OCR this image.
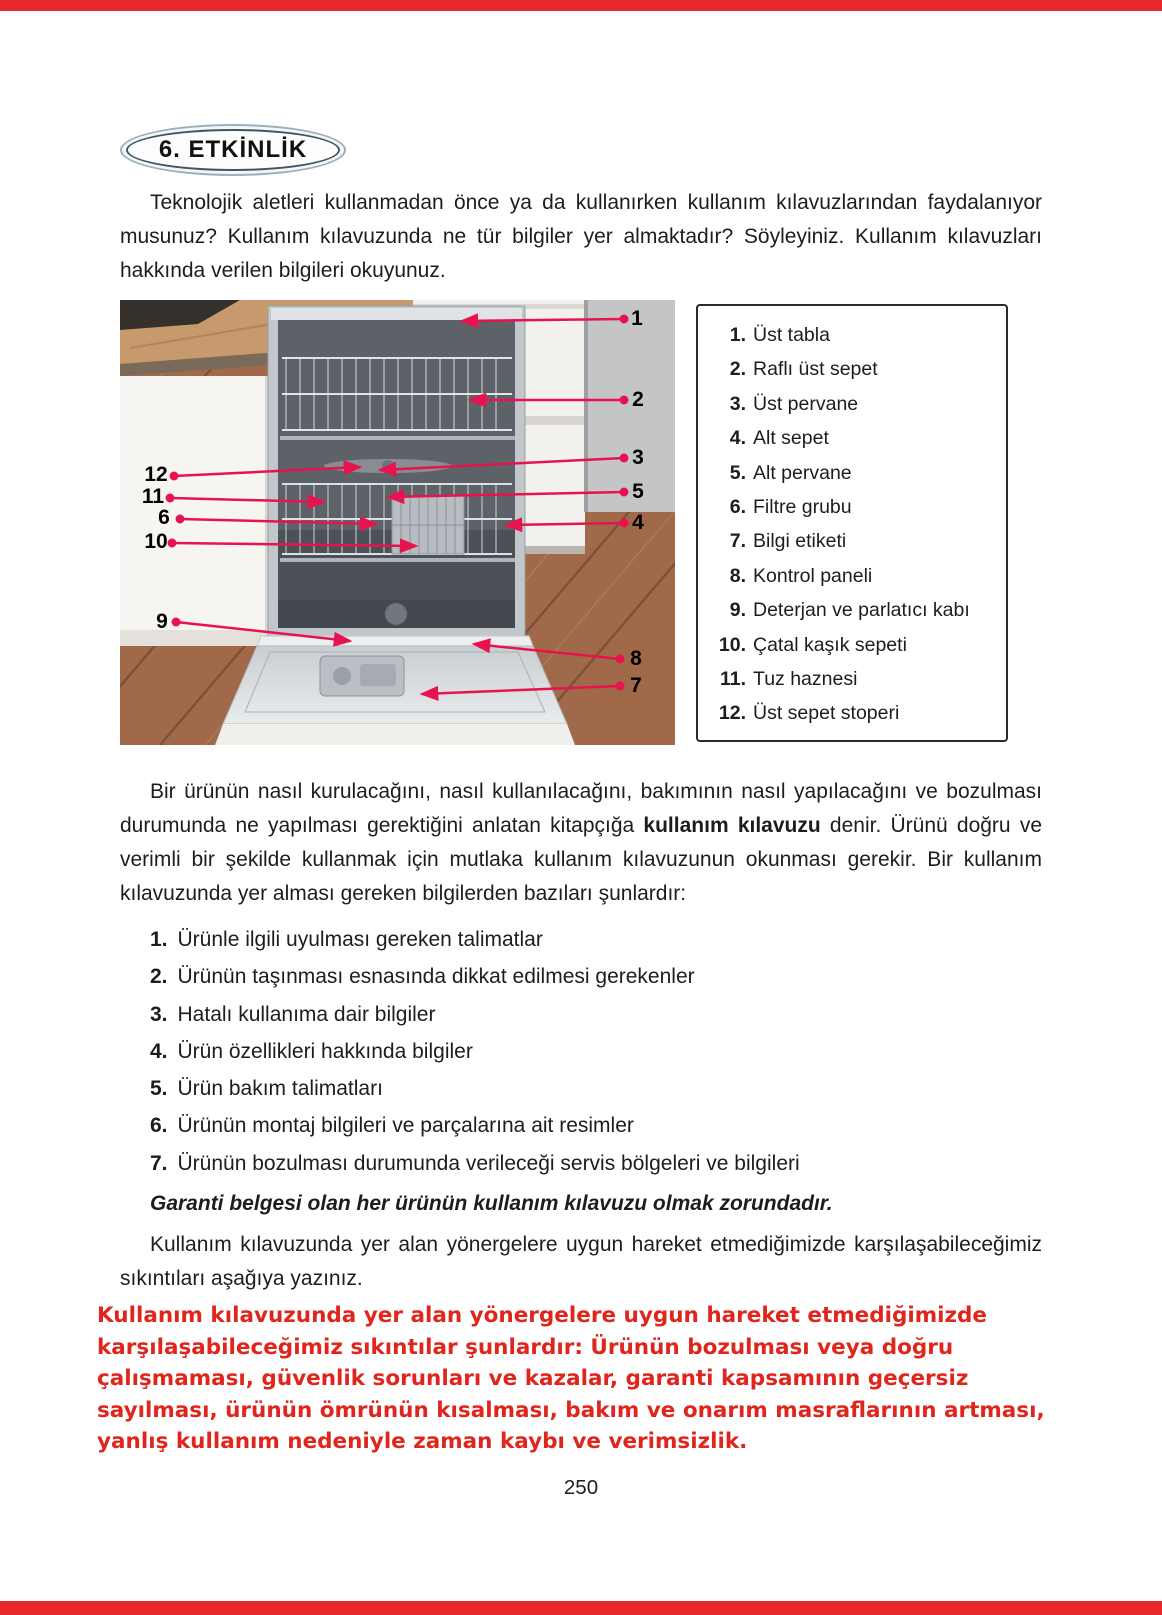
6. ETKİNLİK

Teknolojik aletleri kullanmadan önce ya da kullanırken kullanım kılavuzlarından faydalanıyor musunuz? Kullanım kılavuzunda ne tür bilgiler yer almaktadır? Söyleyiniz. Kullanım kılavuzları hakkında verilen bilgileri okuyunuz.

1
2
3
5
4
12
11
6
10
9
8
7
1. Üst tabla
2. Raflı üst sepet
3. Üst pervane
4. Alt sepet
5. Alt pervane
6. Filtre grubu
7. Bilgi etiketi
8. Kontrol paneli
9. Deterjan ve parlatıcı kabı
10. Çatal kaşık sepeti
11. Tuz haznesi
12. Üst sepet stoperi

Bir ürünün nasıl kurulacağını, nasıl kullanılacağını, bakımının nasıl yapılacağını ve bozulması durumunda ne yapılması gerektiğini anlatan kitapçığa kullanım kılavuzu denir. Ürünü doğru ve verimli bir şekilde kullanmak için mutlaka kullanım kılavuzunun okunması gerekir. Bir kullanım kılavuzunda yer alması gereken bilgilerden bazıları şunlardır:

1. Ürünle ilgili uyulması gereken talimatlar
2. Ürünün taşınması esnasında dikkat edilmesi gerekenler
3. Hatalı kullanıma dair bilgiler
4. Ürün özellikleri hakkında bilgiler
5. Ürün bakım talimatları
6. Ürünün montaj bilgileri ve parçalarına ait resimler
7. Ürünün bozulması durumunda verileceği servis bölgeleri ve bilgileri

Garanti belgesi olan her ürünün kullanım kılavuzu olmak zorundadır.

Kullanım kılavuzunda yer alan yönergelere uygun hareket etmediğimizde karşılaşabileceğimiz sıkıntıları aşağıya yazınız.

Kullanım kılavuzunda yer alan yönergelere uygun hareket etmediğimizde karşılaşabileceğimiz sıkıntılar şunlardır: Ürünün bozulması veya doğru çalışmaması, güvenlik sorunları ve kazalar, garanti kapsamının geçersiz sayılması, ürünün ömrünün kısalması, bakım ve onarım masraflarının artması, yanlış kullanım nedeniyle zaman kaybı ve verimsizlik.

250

* _What is being asked_: From the entries above, copy every line that holds the word "hakkında".

* _Solution for this task_:
Teknolojik aletleri kullanmadan önce ya da kullanırken kullanım kılavuzlarından faydalanıyor musunuz? Kullanım kılavuzunda ne tür bilgiler yer almaktadır? Söyleyiniz. Kullanım kılavuzları hakkında verilen bilgileri okuyunuz.
4. Ürün özellikleri hakkında bilgiler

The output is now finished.